> _Exercise description_
How many lines of the material below contain the string "MSLP"? Answer with the number and nothing else.

[Start of Records for the task]

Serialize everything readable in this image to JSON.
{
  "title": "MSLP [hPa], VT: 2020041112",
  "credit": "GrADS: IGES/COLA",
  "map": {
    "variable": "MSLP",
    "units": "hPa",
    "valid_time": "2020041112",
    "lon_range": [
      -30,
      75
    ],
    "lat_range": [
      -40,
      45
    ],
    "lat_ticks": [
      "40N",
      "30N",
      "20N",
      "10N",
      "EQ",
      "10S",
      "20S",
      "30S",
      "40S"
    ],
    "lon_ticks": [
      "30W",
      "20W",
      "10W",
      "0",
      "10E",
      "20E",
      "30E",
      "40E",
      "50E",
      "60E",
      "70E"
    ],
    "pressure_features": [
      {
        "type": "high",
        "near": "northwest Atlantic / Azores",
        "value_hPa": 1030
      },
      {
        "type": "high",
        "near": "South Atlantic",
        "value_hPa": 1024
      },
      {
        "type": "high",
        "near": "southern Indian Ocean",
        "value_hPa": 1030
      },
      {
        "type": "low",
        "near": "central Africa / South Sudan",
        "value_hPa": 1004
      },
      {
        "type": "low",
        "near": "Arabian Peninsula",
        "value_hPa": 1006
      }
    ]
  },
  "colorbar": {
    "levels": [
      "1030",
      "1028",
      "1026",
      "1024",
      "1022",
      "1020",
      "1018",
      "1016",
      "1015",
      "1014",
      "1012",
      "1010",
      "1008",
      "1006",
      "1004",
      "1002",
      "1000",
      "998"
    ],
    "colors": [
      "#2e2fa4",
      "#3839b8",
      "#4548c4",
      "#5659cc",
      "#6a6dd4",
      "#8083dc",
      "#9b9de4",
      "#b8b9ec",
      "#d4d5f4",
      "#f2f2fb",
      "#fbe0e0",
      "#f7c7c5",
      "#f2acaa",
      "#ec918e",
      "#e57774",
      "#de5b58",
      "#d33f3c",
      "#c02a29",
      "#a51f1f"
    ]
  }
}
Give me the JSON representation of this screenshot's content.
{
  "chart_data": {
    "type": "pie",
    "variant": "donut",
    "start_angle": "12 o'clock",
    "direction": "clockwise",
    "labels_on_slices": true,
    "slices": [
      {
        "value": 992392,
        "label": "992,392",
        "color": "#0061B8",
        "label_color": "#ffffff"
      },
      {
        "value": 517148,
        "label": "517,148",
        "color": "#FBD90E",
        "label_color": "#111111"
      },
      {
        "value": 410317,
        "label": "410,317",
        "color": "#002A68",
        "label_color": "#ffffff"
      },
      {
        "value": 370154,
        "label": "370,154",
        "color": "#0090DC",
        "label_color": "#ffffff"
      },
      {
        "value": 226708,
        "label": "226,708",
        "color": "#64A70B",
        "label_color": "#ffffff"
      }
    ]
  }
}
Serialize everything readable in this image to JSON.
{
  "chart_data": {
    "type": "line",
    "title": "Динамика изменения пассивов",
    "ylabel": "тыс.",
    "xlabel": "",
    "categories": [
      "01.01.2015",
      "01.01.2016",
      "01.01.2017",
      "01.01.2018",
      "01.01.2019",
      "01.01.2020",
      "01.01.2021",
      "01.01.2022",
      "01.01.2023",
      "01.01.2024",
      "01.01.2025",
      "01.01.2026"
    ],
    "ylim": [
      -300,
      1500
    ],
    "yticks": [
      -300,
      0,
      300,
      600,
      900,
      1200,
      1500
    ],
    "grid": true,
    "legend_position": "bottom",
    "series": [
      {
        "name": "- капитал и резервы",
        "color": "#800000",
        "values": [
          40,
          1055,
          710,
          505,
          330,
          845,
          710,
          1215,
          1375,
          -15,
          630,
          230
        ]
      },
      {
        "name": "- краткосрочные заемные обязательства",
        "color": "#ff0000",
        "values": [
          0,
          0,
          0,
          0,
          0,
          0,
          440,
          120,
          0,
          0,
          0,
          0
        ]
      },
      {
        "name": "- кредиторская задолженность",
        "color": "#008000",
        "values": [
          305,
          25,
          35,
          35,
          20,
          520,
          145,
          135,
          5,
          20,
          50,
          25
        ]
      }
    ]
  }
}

[End of Records for the task]

> _Expected answer_
2